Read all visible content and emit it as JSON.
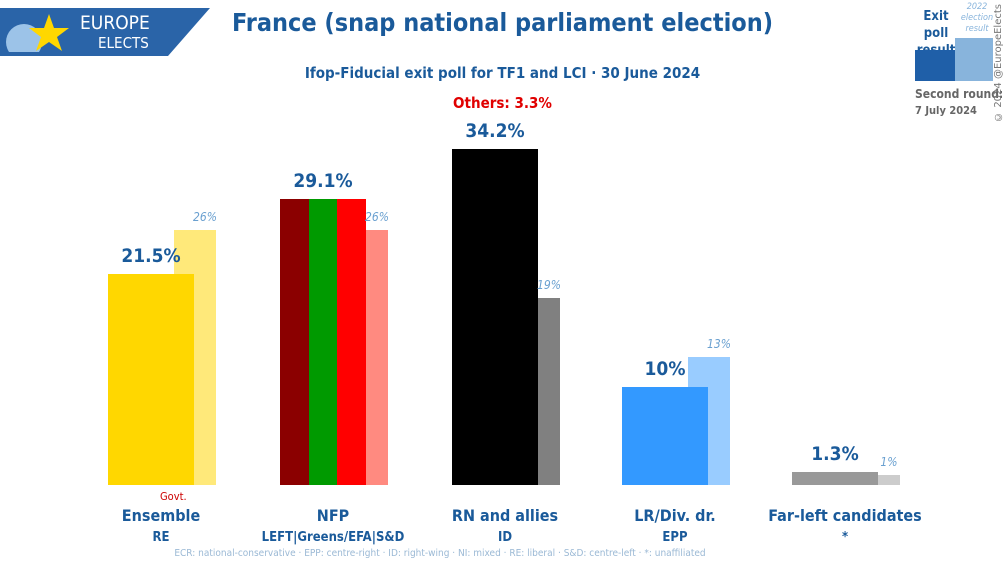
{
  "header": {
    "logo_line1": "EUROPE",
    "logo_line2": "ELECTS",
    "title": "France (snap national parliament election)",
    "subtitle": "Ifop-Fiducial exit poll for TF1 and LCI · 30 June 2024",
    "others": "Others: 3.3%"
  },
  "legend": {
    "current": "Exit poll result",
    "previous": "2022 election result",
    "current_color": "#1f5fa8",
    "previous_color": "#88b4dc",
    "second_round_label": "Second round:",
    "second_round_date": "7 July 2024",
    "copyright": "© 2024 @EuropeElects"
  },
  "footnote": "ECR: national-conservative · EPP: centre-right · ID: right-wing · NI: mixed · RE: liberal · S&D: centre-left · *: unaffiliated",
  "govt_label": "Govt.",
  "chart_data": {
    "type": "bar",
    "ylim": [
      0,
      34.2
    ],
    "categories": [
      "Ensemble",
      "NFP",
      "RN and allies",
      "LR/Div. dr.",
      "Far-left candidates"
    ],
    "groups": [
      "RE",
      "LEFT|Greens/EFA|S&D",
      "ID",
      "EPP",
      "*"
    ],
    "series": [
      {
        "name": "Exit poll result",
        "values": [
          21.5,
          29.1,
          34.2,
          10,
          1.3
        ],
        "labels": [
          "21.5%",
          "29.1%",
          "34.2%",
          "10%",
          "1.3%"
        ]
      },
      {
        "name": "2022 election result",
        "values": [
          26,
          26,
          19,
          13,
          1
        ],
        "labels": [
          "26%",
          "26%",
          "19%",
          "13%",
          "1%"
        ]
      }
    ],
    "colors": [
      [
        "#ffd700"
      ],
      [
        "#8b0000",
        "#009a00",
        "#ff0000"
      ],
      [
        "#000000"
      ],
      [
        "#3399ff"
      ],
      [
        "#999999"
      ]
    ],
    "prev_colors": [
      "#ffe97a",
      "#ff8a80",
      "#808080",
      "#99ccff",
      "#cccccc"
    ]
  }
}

....................

◆ What this task involves
Every entry must be transcribed exactly. Pictures do not belong in the copy.

◆ Exercise output
Read all visible content and emit it as JSON.
{
  "header": {
    "logo_line1": "EUROPE",
    "logo_line2": "ELECTS",
    "title": "France (snap national parliament election)",
    "subtitle": "Ifop-Fiducial exit poll for TF1 and LCI · 30 June 2024",
    "others": "Others: 3.3%"
  },
  "legend": {
    "current": "Exit poll result",
    "previous": "2022 election result",
    "current_color": "#1f5fa8",
    "previous_color": "#88b4dc",
    "second_round_label": "Second round:",
    "second_round_date": "7 July 2024",
    "copyright": "© 2024 @EuropeElects"
  },
  "footnote": "ECR: national-conservative · EPP: centre-right · ID: right-wing · NI: mixed · RE: liberal · S&D: centre-left · *: unaffiliated",
  "govt_label": "Govt.",
  "chart_data": {
    "type": "bar",
    "ylim": [
      0,
      34.2
    ],
    "categories": [
      "Ensemble",
      "NFP",
      "RN and allies",
      "LR/Div. dr.",
      "Far-left candidates"
    ],
    "groups": [
      "RE",
      "LEFT|Greens/EFA|S&D",
      "ID",
      "EPP",
      "*"
    ],
    "series": [
      {
        "name": "Exit poll result",
        "values": [
          21.5,
          29.1,
          34.2,
          10,
          1.3
        ],
        "labels": [
          "21.5%",
          "29.1%",
          "34.2%",
          "10%",
          "1.3%"
        ]
      },
      {
        "name": "2022 election result",
        "values": [
          26,
          26,
          19,
          13,
          1
        ],
        "labels": [
          "26%",
          "26%",
          "19%",
          "13%",
          "1%"
        ]
      }
    ],
    "colors": [
      [
        "#ffd700"
      ],
      [
        "#8b0000",
        "#009a00",
        "#ff0000"
      ],
      [
        "#000000"
      ],
      [
        "#3399ff"
      ],
      [
        "#999999"
      ]
    ],
    "prev_colors": [
      "#ffe97a",
      "#ff8a80",
      "#808080",
      "#99ccff",
      "#cccccc"
    ]
  }
}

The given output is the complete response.